PROVIDED DATA:

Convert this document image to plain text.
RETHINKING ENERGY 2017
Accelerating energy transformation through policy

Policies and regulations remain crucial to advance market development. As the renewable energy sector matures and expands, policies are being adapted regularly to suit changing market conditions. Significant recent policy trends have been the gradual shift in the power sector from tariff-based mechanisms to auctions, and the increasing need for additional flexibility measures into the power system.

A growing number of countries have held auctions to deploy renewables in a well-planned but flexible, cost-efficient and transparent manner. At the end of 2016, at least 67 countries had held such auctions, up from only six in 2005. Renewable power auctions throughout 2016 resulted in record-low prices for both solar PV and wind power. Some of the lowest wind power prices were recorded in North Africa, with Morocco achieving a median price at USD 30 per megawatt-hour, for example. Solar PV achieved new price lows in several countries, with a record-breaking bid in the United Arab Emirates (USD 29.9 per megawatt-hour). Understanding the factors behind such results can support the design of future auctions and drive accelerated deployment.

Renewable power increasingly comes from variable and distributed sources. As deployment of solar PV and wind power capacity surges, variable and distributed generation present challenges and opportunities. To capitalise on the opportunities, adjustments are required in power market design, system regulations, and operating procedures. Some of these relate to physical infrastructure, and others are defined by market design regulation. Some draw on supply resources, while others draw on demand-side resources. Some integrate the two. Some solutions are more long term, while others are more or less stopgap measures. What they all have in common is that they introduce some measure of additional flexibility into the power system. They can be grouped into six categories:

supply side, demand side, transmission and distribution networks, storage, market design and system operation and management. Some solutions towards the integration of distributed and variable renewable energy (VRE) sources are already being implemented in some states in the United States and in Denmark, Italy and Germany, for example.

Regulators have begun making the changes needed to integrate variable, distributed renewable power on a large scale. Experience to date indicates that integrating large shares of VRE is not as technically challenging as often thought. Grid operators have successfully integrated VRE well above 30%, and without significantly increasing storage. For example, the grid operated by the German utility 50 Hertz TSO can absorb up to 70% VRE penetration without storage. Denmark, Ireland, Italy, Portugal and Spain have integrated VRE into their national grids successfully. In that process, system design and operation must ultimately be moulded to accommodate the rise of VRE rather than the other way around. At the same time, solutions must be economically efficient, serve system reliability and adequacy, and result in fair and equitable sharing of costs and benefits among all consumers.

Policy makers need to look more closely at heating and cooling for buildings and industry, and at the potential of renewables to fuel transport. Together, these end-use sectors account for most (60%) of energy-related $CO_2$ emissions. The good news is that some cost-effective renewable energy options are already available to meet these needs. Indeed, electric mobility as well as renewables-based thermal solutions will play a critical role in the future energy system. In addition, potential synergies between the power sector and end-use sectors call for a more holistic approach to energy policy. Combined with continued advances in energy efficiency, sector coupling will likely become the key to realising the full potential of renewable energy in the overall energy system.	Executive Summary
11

WHAT YOU ARE ASKED TO DO:
All of the data needs to be printed once more, exactly.

WRITTEN SOLUTION:
Convert this document image to plain text.
RETHINKING ENERGY 2017
Accelerating energy transformation through policy

Policies and regulations remain crucial to advance market development. As the renewable energy sector matures and expands, policies are being adapted regularly to suit changing market conditions. Significant recent policy trends have been the gradual shift in the power sector from tariff-based mechanisms to auctions, and the increasing need for additional flexibility measures into the power system.

A growing number of countries have held auctions to deploy renewables in a well-planned but flexible, cost-efficient and transparent manner. At the end of 2016, at least 67 countries had held such auctions, up from only six in 2005. Renewable power auctions throughout 2016 resulted in record-low prices for both solar PV and wind power. Some of the lowest wind power prices were recorded in North Africa, with Morocco achieving a median price at USD 30 per megawatt-hour, for example. Solar PV achieved new price lows in several countries, with a record-breaking bid in the United Arab Emirates (USD 29.9 per megawatt-hour). Understanding the factors behind such results can support the design of future auctions and drive accelerated deployment.

Renewable power increasingly comes from variable and distributed sources. As deployment of solar PV and wind power capacity surges, variable and distributed generation present challenges and opportunities. To capitalise on the opportunities, adjustments are required in power market design, system regulations, and operating procedures. Some of these relate to physical infrastructure, and others are defined by market design regulation. Some draw on supply resources, while others draw on demand-side resources. Some integrate the two. Some solutions are more long term, while others are more or less stopgap measures. What they all have in common is that they introduce some measure of additional flexibility into the power system. They can be grouped into six categories:

supply side, demand side, transmission and distribution networks, storage, market design and system operation and management. Some solutions towards the integration of distributed and variable renewable energy (VRE) sources are already being implemented in some states in the United States and in Denmark, Italy and Germany, for example.

Regulators have begun making the changes needed to integrate variable, distributed renewable power on a large scale. Experience to date indicates that integrating large shares of VRE is not as technically challenging as often thought. Grid operators have successfully integrated VRE well above 30%, and without significantly increasing storage. For example, the grid operated by the German utility 50 Hertz TSO can absorb up to 70% VRE penetration without storage. Denmark, Ireland, Italy, Portugal and Spain have integrated VRE into their national grids successfully. In that process, system design and operation must ultimately be moulded to accommodate the rise of VRE rather than the other way around. At the same time, solutions must be economically efficient, serve system reliability and adequacy, and result in fair and equitable sharing of costs and benefits among all consumers.

Policy makers need to look more closely at heating and cooling for buildings and industry, and at the potential of renewables to fuel transport. Together, these end-use sectors account for most (60%) of energy-related $CO_2$ emissions. The good news is that some cost-effective renewable energy options are already available to meet these needs. Indeed, electric mobility as well as renewables-based thermal solutions will play a critical role in the future energy system. In addition, potential synergies between the power sector and end-use sectors call for a more holistic approach to energy policy. Combined with continued advances in energy efficiency, sector coupling will likely become the key to realising the full potential of renewable energy in the overall energy system.	Executive Summary
11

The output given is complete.